[TASK OBJECTIVE] Your task is to repeat the listing exactly.
╭─ DATA EXTRACT
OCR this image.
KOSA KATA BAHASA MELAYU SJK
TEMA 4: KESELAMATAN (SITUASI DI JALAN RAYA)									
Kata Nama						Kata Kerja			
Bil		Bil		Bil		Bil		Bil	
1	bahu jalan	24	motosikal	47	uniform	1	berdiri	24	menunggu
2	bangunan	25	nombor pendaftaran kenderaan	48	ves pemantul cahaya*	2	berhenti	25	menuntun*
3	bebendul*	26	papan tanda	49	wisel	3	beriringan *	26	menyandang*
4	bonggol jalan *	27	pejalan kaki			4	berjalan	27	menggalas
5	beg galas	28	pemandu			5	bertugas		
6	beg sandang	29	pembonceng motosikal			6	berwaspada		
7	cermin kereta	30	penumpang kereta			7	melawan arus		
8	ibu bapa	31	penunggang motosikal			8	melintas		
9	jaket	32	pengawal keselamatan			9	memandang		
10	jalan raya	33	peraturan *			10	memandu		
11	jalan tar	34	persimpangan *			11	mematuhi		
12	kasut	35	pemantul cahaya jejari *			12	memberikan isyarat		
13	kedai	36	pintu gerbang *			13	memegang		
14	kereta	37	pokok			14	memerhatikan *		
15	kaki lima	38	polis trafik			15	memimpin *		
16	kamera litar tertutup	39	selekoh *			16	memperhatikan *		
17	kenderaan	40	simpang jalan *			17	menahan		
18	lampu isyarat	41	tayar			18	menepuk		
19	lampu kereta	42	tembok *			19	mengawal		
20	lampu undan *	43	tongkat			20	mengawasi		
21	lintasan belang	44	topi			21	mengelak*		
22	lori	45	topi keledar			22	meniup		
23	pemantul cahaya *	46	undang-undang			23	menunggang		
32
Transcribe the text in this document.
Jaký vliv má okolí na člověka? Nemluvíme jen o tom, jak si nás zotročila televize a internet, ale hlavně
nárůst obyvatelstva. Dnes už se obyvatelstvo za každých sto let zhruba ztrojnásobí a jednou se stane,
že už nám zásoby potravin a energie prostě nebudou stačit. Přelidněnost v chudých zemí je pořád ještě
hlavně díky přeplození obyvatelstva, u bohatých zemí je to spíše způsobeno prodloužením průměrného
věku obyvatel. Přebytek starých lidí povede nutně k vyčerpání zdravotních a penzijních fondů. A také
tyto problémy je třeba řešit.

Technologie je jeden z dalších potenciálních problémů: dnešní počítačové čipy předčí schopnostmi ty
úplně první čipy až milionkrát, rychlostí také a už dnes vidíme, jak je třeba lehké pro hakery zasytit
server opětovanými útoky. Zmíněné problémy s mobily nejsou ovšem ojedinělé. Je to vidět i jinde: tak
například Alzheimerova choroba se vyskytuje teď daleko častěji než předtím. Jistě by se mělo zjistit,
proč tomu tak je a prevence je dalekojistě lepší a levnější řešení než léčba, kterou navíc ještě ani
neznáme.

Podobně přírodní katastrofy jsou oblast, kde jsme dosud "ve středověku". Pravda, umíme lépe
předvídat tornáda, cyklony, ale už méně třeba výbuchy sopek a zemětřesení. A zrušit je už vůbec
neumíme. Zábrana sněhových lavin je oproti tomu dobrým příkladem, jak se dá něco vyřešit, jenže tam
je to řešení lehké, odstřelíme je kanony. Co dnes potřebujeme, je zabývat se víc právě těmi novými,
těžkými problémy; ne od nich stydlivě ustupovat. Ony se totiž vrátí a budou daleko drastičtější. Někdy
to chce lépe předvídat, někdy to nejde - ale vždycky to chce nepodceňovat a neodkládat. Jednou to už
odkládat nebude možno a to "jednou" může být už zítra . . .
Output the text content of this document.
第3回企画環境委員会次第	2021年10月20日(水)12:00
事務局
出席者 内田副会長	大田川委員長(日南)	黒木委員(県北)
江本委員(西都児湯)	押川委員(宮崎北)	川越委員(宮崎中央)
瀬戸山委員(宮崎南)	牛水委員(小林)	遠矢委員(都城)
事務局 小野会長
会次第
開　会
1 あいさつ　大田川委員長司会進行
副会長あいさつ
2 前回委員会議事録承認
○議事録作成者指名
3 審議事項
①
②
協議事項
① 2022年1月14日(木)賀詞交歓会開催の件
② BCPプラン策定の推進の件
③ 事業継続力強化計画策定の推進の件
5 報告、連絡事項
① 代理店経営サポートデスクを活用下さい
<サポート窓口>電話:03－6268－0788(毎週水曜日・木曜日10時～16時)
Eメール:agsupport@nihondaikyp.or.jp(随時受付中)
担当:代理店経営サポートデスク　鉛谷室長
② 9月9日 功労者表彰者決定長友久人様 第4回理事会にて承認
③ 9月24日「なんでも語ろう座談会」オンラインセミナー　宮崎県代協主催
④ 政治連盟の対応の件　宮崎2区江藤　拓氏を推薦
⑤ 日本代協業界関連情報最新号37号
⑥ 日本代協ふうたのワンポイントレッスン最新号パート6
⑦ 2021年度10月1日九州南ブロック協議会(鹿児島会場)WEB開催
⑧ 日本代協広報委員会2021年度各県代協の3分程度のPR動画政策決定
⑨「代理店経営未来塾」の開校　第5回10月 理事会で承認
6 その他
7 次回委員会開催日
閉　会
╰─
[WRITTEN REPLY]
OCR this image.
KOSA KATA BAHASA MELAYU SJK
TEMA 4: KESELAMATAN (SITUASI DI JALAN RAYA)									
Kata Nama						Kata Kerja			
Bil		Bil		Bil		Bil		Bil	
1	bahu jalan	24	motosikal	47	uniform	1	berdiri	24	menunggu
2	bangunan	25	nombor pendaftaran kenderaan	48	ves pemantul cahaya*	2	berhenti	25	menuntun*
3	bebendul*	26	papan tanda	49	wisel	3	beriringan *	26	menyandang*
4	bonggol jalan *	27	pejalan kaki			4	berjalan	27	menggalas
5	beg galas	28	pemandu			5	bertugas		
6	beg sandang	29	pembonceng motosikal			6	berwaspada		
7	cermin kereta	30	penumpang kereta			7	melawan arus		
8	ibu bapa	31	penunggang motosikal			8	melintas		
9	jaket	32	pengawal keselamatan			9	memandang		
10	jalan raya	33	peraturan *			10	memandu		
11	jalan tar	34	persimpangan *			11	mematuhi		
12	kasut	35	pemantul cahaya jejari *			12	memberikan isyarat		
13	kedai	36	pintu gerbang *			13	memegang		
14	kereta	37	pokok			14	memerhatikan *		
15	kaki lima	38	polis trafik			15	memimpin *		
16	kamera litar tertutup	39	selekoh *			16	memperhatikan *		
17	kenderaan	40	simpang jalan *			17	menahan		
18	lampu isyarat	41	tayar			18	menepuk		
19	lampu kereta	42	tembok *			19	mengawal		
20	lampu undan *	43	tongkat			20	mengawasi		
21	lintasan belang	44	topi			21	mengelak*		
22	lori	45	topi keledar			22	meniup		
23	pemantul cahaya *	46	undang-undang			23	menunggang		
32
Transcribe the text in this document.
Jaký vliv má okolí na člověka? Nemluvíme jen o tom, jak si nás zotročila televize a internet, ale hlavně
nárůst obyvatelstva. Dnes už se obyvatelstvo za každých sto let zhruba ztrojnásobí a jednou se stane,
že už nám zásoby potravin a energie prostě nebudou stačit. Přelidněnost v chudých zemí je pořád ještě
hlavně díky přeplození obyvatelstva, u bohatých zemí je to spíše způsobeno prodloužením průměrného
věku obyvatel. Přebytek starých lidí povede nutně k vyčerpání zdravotních a penzijních fondů. A také
tyto problémy je třeba řešit.

Technologie je jeden z dalších potenciálních problémů: dnešní počítačové čipy předčí schopnostmi ty
úplně první čipy až milionkrát, rychlostí také a už dnes vidíme, jak je třeba lehké pro hakery zasytit
server opětovanými útoky. Zmíněné problémy s mobily nejsou ovšem ojedinělé. Je to vidět i jinde: tak
například Alzheimerova choroba se vyskytuje teď daleko častěji než předtím. Jistě by se mělo zjistit,
proč tomu tak je a prevence je dalekojistě lepší a levnější řešení než léčba, kterou navíc ještě ani
neznáme.

Podobně přírodní katastrofy jsou oblast, kde jsme dosud "ve středověku". Pravda, umíme lépe
předvídat tornáda, cyklony, ale už méně třeba výbuchy sopek a zemětřesení. A zrušit je už vůbec
neumíme. Zábrana sněhových lavin je oproti tomu dobrým příkladem, jak se dá něco vyřešit, jenže tam
je to řešení lehké, odstřelíme je kanony. Co dnes potřebujeme, je zabývat se víc právě těmi novými,
těžkými problémy; ne od nich stydlivě ustupovat. Ony se totiž vrátí a budou daleko drastičtější. Někdy
to chce lépe předvídat, někdy to nejde - ale vždycky to chce nepodceňovat a neodkládat. Jednou to už
odkládat nebude možno a to "jednou" může být už zítra . . .
Output the text content of this document.
第3回企画環境委員会次第	2021年10月20日(水)12:00
事務局
出席者 内田副会長	大田川委員長(日南)	黒木委員(県北)
江本委員(西都児湯)	押川委員(宮崎北)	川越委員(宮崎中央)
瀬戸山委員(宮崎南)	牛水委員(小林)	遠矢委員(都城)
事務局 小野会長
会次第
開　会
1 あいさつ　大田川委員長司会進行
副会長あいさつ
2 前回委員会議事録承認
○議事録作成者指名
3 審議事項
①
②
協議事項
① 2022年1月14日(木)賀詞交歓会開催の件
② BCPプラン策定の推進の件
③ 事業継続力強化計画策定の推進の件
5 報告、連絡事項
① 代理店経営サポートデスクを活用下さい
<サポート窓口>電話:03－6268－0788(毎週水曜日・木曜日10時～16時)
Eメール:agsupport@nihondaikyp.or.jp(随時受付中)
担当:代理店経営サポートデスク　鉛谷室長
② 9月9日 功労者表彰者決定長友久人様 第4回理事会にて承認
③ 9月24日「なんでも語ろう座談会」オンラインセミナー　宮崎県代協主催
④ 政治連盟の対応の件　宮崎2区江藤　拓氏を推薦
⑤ 日本代協業界関連情報最新号37号
⑥ 日本代協ふうたのワンポイントレッスン最新号パート6
⑦ 2021年度10月1日九州南ブロック協議会(鹿児島会場)WEB開催
⑧ 日本代協広報委員会2021年度各県代協の3分程度のPR動画政策決定
⑨「代理店経営未来塾」の開校　第5回10月 理事会で承認
6 その他
7 次回委員会開催日
閉　会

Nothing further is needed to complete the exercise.